(Text)

Examples. hello-world; utf8-string; exact-integer?.

Booleans.

There are exactly two Boolean values, “false” and “true”. The “false” value compares less-than the “true” value. We write #f for “false”, and #t for “true”.

Examples. #f; #t.

IEEE floating-point values.

A Float is a single-precision IEEE 754 floating-point value; a Double is a double-precision IEEE 754 floating-point value. Floats, Doubles and SignedIntegers are considered disjoint, and so by the rules above, every Float is less than every Double, and every SignedInteger is less than both. Two Floats or two Doubles are to be ordered by the totalOrder predicate defined in section 5.10 of IEEE Std 754-2008. We write examples using standard mathematical notation, avoiding NaN and infinities, using a suffix f or d to indicate Float or Double, respectively.

Examples. 10f; -6d; 0f; 0.5d; -1.202e300d.

Non-examples. 10, -6, and 0, because writing them this way indicates SignedIntegers, not Floats or Doubles.

(Information provided)
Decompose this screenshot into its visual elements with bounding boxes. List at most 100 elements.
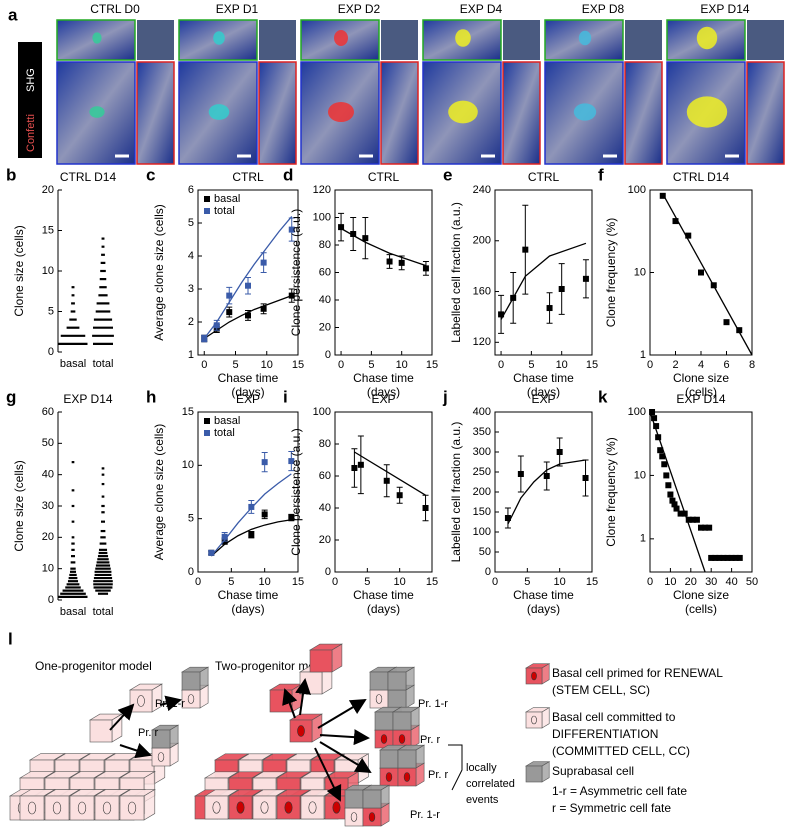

(Task objective)
Turn the paragraph above that starts "A Float is a single-precision" into a short bulleted list that keeps its main facts.

(The solution)
- A Float is a single-precision IEEE 754 floating-point value, and a Double is a double-precision one.
- Floats, Doubles and SignedIntegers are disjoint. Every Float is less than every Double, and every SignedInteger is less than both.
- Two Floats or two Doubles are ordered by the totalOrder predicate in section 5.10 of IEEE Std 754-2008.
- Examples use standard mathematical notation without NaN or infinities, with the suffix f for Float and d for Double.